* PROBLEM TO WORK ON *
Go through the entries one line at a time, and gather every line that has the word "Κάσο".

##### SUPPLIED ENTRIES #####

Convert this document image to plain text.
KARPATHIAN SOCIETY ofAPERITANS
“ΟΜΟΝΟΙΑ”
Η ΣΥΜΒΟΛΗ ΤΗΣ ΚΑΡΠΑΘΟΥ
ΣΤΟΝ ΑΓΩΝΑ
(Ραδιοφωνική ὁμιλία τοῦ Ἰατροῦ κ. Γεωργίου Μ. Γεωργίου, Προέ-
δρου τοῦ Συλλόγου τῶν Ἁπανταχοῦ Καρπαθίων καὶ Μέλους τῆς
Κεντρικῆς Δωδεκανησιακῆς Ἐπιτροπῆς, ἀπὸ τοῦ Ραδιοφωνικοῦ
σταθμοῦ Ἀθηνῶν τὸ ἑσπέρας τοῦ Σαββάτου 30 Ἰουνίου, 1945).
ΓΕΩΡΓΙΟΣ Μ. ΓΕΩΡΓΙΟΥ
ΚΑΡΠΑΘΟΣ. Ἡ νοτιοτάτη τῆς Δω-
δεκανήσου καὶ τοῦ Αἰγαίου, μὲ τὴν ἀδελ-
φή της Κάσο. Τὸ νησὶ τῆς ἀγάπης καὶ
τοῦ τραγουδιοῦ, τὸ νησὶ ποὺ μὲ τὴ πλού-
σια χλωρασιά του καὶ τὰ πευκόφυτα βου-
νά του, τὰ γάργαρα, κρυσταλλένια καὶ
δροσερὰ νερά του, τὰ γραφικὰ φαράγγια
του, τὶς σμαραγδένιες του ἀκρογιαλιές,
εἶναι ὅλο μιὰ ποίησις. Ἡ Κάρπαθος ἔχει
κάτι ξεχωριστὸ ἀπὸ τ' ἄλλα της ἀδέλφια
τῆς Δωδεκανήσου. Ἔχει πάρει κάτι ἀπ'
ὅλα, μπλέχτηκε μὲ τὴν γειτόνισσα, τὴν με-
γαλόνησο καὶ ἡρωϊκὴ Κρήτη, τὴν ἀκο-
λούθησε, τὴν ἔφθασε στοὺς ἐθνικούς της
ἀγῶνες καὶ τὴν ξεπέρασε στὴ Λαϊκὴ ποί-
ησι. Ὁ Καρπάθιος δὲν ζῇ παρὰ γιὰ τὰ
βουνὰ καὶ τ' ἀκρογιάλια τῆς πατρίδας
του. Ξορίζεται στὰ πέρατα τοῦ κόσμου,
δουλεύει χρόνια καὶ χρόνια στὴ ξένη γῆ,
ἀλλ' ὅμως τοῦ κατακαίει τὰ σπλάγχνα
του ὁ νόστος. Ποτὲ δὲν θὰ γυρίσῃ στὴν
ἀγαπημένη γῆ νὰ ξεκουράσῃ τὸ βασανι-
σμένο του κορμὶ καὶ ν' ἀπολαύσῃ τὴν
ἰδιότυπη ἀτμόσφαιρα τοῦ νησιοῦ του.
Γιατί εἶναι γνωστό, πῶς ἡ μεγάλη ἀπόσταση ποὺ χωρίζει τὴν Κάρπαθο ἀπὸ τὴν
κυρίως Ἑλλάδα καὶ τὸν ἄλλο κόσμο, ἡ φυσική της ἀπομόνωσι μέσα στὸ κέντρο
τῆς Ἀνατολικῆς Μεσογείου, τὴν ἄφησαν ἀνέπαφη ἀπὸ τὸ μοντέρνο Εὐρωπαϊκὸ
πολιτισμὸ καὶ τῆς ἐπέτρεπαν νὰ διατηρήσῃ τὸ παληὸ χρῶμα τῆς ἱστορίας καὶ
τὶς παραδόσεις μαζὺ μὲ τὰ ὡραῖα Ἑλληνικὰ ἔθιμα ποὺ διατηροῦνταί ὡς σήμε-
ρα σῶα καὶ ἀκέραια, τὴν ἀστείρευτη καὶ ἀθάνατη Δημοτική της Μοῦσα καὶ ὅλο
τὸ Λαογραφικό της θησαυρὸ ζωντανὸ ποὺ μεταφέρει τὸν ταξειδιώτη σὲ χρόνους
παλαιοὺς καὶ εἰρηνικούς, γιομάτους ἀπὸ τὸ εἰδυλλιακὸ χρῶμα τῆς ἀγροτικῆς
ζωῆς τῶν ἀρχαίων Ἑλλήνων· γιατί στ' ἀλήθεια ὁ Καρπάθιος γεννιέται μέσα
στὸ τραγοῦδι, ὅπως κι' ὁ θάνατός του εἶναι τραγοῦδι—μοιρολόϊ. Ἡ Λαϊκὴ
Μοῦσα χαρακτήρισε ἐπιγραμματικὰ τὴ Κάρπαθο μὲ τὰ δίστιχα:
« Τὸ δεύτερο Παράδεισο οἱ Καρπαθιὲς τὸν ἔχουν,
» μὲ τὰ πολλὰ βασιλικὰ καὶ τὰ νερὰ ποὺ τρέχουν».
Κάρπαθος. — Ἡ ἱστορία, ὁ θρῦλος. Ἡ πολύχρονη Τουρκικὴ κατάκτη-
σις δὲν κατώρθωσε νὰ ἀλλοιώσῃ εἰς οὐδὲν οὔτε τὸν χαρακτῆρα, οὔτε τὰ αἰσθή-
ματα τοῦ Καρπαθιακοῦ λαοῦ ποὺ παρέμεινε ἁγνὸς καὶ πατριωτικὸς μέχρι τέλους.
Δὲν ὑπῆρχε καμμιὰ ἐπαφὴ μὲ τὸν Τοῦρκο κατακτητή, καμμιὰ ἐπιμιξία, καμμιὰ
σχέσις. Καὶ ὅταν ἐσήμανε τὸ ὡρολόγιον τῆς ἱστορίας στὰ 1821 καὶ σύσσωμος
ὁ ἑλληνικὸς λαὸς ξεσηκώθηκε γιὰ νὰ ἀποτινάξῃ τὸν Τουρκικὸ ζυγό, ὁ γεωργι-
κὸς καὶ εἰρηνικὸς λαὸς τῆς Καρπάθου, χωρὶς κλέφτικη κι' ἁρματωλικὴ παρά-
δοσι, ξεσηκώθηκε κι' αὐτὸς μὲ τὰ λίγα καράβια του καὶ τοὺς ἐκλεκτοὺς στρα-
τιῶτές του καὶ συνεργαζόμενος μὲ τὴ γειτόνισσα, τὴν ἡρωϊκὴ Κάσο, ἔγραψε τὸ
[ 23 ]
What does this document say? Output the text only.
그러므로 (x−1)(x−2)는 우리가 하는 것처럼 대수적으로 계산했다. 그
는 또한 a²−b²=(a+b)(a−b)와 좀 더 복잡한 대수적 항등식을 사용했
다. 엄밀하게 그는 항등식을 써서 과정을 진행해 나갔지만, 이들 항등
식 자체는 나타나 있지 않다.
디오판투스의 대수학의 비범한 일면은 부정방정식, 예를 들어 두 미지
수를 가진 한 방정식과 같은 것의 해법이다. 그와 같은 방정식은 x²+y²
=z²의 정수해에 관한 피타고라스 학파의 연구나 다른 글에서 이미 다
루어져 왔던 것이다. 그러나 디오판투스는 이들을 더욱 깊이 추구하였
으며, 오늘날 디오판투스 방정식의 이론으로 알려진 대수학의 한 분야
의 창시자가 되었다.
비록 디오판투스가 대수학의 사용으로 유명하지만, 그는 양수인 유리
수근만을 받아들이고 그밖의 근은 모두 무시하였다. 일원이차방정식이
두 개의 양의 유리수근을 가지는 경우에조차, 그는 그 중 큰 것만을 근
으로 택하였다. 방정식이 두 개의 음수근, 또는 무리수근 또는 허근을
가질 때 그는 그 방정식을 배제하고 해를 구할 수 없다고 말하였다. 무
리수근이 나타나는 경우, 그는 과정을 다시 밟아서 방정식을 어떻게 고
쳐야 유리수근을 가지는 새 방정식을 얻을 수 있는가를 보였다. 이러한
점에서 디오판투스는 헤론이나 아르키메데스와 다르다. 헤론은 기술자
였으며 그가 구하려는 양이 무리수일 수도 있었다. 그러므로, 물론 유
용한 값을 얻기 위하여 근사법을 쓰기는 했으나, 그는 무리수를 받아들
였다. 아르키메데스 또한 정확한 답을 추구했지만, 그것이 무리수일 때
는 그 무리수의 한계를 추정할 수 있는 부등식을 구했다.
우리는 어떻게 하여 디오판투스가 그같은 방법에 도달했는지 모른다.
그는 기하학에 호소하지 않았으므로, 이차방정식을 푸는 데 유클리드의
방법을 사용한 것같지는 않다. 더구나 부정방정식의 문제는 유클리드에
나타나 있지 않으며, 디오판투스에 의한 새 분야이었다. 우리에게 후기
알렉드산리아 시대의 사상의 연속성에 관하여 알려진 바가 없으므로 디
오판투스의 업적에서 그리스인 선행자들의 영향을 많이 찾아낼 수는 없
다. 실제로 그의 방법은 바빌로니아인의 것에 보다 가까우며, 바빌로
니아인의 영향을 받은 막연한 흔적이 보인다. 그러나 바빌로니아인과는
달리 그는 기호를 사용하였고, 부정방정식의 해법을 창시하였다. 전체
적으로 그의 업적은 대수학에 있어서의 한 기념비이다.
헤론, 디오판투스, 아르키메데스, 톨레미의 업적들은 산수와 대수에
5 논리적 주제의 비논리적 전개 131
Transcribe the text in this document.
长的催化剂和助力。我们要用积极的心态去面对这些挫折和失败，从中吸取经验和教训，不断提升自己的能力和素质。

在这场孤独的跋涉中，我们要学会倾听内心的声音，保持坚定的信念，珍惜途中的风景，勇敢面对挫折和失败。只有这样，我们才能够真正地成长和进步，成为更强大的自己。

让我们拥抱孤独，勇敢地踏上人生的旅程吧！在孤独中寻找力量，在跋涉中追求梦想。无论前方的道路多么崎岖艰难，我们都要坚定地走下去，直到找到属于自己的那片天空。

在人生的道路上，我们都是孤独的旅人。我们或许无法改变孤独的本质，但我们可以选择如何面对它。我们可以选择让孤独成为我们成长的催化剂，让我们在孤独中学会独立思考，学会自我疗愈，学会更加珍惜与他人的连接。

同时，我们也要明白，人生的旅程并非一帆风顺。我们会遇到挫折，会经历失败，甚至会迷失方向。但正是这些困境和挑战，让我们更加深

#####

* RESULT *
φή της Κάσο. Τὸ νησὶ τῆς ἀγάπης καὶ
τιῶτές του καὶ συνεργαζόμενος μὲ τὴ γειτόνισσα, τὴν ἡρωϊκὴ Κάσο, ἔγραψε τὸ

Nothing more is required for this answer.